[Records shown]:
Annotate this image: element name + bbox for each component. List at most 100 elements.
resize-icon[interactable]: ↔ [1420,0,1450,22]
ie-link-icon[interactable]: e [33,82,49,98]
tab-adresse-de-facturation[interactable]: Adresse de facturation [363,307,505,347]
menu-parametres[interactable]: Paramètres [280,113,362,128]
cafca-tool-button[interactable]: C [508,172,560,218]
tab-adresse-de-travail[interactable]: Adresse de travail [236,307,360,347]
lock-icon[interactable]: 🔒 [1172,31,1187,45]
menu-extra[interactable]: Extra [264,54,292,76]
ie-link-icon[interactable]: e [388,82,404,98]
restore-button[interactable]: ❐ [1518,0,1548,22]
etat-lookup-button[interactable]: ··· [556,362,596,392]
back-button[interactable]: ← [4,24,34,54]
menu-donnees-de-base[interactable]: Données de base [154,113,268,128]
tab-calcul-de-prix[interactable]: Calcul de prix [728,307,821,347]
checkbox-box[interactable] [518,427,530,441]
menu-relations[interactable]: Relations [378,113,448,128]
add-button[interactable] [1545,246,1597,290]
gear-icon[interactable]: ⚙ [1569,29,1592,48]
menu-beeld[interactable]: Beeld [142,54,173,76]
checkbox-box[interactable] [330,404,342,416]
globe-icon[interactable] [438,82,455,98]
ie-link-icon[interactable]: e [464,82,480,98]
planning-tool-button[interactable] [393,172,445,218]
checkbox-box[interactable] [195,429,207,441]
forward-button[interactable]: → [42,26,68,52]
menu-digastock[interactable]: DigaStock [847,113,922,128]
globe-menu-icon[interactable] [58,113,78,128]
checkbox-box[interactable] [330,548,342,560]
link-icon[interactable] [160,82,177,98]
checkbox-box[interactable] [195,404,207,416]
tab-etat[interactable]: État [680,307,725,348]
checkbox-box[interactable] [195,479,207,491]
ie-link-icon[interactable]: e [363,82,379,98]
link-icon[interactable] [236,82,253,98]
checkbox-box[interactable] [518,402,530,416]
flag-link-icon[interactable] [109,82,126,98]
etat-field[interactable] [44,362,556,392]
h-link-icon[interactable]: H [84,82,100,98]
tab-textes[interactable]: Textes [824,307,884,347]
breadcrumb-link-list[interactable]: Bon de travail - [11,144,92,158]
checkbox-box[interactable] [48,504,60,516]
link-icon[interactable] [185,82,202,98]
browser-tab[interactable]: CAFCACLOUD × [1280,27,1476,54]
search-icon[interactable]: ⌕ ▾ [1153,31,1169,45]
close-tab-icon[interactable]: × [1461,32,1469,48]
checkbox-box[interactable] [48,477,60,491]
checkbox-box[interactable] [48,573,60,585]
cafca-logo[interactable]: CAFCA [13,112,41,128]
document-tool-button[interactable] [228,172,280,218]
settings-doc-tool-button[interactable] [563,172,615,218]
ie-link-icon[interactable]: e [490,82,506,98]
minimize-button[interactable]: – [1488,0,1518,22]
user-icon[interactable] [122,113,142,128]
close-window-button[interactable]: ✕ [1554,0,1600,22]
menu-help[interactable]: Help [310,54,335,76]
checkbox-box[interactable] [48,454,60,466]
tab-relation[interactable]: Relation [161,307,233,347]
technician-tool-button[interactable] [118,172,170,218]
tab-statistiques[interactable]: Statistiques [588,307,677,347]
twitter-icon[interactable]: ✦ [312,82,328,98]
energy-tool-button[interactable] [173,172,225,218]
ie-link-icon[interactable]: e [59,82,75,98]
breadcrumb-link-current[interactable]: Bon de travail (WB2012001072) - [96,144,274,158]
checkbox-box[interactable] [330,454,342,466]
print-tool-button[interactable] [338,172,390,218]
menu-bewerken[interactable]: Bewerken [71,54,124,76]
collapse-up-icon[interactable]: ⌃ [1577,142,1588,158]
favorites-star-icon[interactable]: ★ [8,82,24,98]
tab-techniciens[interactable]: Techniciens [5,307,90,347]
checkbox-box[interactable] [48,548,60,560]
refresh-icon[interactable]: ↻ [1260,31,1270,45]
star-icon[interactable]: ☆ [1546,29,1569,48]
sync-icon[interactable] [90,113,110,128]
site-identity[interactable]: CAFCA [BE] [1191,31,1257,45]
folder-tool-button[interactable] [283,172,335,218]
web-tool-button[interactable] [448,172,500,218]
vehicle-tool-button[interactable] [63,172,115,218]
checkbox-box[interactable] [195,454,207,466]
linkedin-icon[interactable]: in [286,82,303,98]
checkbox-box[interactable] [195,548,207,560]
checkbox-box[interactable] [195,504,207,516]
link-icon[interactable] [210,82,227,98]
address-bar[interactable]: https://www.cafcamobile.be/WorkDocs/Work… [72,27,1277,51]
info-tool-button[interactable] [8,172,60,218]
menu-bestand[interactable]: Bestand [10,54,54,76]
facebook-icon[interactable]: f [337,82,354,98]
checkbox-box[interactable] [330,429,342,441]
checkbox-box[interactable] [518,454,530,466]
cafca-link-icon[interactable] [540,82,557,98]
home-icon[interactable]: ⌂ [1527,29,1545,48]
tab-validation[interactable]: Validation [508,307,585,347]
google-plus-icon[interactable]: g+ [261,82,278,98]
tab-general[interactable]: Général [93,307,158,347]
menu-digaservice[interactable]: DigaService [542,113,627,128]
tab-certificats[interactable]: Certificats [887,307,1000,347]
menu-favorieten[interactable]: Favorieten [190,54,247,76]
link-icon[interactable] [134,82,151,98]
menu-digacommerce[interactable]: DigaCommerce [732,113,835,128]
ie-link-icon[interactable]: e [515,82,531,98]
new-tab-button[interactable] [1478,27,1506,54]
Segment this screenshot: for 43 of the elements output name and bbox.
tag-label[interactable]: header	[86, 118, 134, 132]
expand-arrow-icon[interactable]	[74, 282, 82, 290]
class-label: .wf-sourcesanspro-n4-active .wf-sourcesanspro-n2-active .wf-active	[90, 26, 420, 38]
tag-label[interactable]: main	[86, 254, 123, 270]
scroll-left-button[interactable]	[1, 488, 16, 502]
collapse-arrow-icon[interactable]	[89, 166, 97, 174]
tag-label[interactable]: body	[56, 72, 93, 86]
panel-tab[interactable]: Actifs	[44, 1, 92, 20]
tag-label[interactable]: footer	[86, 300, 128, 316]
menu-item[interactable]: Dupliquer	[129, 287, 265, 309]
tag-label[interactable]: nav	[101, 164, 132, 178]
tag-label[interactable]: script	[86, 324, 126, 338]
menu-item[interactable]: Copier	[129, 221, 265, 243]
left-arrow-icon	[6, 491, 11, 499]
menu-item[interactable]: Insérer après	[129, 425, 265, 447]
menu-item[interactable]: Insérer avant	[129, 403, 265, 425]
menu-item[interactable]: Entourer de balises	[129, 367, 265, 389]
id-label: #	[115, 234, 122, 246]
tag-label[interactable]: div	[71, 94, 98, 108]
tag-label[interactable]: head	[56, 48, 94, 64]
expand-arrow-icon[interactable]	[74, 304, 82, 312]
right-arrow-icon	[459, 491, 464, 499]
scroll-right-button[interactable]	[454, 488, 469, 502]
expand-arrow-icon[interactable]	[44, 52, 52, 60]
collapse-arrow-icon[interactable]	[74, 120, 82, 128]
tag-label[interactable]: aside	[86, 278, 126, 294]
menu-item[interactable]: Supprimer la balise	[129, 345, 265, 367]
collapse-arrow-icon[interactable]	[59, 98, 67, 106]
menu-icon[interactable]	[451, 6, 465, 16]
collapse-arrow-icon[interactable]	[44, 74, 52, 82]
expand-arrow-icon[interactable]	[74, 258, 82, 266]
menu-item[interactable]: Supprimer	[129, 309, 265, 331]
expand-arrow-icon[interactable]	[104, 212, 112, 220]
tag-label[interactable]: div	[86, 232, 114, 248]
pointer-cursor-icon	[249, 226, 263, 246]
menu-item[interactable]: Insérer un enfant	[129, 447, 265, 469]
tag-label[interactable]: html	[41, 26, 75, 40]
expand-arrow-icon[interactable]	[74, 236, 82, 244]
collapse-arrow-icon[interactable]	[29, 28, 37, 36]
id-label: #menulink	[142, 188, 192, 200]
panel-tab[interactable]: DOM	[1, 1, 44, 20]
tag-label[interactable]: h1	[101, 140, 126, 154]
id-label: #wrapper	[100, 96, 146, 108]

[Task prompt]: Quote the records word for word from their first line through the line containing "checkbox-box[interactable] [48,504,60,516]", including both of those lines.

[Finished task]:
Annotate this image: element name + bbox for each component. List at most 100 elements.
resize-icon[interactable]: ↔ [1420,0,1450,22]
ie-link-icon[interactable]: e [33,82,49,98]
tab-adresse-de-facturation[interactable]: Adresse de facturation [363,307,505,347]
menu-parametres[interactable]: Paramètres [280,113,362,128]
cafca-tool-button[interactable]: C [508,172,560,218]
tab-adresse-de-travail[interactable]: Adresse de travail [236,307,360,347]
lock-icon[interactable]: 🔒 [1172,31,1187,45]
menu-extra[interactable]: Extra [264,54,292,76]
ie-link-icon[interactable]: e [388,82,404,98]
restore-button[interactable]: ❐ [1518,0,1548,22]
etat-lookup-button[interactable]: ··· [556,362,596,392]
back-button[interactable]: ← [4,24,34,54]
menu-donnees-de-base[interactable]: Données de base [154,113,268,128]
tab-calcul-de-prix[interactable]: Calcul de prix [728,307,821,347]
checkbox-box[interactable] [518,427,530,441]
menu-relations[interactable]: Relations [378,113,448,128]
add-button[interactable] [1545,246,1597,290]
gear-icon[interactable]: ⚙ [1569,29,1592,48]
menu-beeld[interactable]: Beeld [142,54,173,76]
checkbox-box[interactable] [330,404,342,416]
globe-icon[interactable] [438,82,455,98]
ie-link-icon[interactable]: e [464,82,480,98]
planning-tool-button[interactable] [393,172,445,218]
checkbox-box[interactable] [195,429,207,441]
forward-button[interactable]: → [42,26,68,52]
menu-digastock[interactable]: DigaStock [847,113,922,128]
globe-menu-icon[interactable] [58,113,78,128]
checkbox-box[interactable] [330,548,342,560]
link-icon[interactable] [160,82,177,98]
checkbox-box[interactable] [195,404,207,416]
tab-etat[interactable]: État [680,307,725,348]
checkbox-box[interactable] [195,479,207,491]
ie-link-icon[interactable]: e [363,82,379,98]
link-icon[interactable] [236,82,253,98]
checkbox-box[interactable] [518,402,530,416]
flag-link-icon[interactable] [109,82,126,98]
etat-field[interactable] [44,362,556,392]
h-link-icon[interactable]: H [84,82,100,98]
tab-textes[interactable]: Textes [824,307,884,347]
breadcrumb-link-list[interactable]: Bon de travail - [11,144,92,158]
checkbox-box[interactable] [48,504,60,516]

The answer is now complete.